#### AIM:
Find every line in the records below that holds the word "screenshot", and copy each one.

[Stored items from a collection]
# # # # #
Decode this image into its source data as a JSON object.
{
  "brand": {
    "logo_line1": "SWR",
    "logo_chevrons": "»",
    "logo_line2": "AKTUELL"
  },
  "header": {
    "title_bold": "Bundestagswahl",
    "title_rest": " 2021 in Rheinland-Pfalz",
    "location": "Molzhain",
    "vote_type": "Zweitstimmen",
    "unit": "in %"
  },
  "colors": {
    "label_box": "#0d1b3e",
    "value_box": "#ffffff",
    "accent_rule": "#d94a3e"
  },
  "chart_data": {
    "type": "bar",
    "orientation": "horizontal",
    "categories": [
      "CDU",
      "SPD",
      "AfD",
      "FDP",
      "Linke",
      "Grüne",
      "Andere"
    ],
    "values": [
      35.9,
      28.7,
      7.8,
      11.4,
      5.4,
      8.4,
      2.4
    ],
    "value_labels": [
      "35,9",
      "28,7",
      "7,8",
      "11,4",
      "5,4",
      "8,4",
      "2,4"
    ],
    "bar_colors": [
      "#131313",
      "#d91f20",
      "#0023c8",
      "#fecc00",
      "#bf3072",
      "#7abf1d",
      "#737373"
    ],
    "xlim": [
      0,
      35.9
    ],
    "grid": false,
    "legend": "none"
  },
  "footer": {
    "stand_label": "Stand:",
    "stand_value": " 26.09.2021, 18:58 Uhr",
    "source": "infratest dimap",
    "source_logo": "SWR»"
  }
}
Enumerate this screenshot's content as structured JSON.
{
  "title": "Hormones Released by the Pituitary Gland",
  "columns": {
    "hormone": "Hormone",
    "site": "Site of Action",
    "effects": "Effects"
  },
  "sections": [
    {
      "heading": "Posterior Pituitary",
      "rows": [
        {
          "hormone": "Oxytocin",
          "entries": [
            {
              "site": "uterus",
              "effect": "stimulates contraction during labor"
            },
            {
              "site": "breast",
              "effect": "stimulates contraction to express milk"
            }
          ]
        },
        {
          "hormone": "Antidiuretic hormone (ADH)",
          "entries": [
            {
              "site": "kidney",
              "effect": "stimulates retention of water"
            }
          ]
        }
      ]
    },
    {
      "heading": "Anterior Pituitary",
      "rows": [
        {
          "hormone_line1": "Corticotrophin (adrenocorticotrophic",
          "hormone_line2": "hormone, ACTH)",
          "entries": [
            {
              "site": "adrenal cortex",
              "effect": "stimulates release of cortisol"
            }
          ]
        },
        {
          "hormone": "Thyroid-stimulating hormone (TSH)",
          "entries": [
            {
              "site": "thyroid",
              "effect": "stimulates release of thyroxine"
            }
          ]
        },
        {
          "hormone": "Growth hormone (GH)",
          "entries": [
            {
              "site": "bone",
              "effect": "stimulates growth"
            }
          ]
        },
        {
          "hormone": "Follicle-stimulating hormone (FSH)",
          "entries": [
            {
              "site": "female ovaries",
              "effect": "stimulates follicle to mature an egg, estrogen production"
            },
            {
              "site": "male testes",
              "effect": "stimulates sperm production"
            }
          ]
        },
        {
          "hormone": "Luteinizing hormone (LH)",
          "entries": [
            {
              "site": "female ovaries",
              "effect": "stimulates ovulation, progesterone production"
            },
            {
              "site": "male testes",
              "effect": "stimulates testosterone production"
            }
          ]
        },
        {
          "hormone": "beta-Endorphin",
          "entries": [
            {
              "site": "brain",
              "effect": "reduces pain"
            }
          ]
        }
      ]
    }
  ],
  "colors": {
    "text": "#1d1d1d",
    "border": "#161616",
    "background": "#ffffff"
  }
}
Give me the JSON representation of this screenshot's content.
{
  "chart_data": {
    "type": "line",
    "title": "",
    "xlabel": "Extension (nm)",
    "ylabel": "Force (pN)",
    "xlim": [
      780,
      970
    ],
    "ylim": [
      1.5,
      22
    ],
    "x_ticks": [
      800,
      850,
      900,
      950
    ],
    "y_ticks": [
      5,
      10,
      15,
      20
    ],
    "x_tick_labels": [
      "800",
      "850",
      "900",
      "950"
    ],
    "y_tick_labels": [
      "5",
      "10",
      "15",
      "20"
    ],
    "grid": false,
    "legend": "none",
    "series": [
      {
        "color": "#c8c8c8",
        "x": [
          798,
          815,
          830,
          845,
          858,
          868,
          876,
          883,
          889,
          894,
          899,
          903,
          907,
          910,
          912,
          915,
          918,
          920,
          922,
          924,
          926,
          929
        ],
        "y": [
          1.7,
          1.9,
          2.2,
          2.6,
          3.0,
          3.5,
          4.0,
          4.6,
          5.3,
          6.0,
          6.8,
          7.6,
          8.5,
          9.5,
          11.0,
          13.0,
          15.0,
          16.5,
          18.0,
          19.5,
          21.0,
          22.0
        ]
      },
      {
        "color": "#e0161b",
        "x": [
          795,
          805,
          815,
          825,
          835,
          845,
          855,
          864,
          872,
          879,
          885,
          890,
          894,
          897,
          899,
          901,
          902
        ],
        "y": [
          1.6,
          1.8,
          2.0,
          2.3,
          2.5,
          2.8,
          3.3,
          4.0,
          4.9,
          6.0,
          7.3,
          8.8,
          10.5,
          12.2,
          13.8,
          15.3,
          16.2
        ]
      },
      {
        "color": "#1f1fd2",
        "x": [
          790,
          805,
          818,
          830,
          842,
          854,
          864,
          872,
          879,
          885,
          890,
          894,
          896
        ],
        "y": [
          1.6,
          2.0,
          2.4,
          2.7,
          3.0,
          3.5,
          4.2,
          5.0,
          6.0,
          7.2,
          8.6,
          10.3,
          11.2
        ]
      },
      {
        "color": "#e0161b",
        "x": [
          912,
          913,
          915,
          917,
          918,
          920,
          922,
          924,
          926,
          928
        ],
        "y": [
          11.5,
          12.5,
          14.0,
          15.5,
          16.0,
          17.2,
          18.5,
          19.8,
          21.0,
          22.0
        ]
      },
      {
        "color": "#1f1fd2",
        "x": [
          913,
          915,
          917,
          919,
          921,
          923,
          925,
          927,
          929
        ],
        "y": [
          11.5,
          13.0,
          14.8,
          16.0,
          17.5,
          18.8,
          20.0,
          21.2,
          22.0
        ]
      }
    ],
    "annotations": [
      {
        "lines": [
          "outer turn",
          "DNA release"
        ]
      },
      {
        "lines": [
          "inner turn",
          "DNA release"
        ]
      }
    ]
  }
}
# # # # #
#### RESULT BELOW:
Enumerate this screenshot's content as structured JSON.
Give me the JSON representation of this screenshot's content.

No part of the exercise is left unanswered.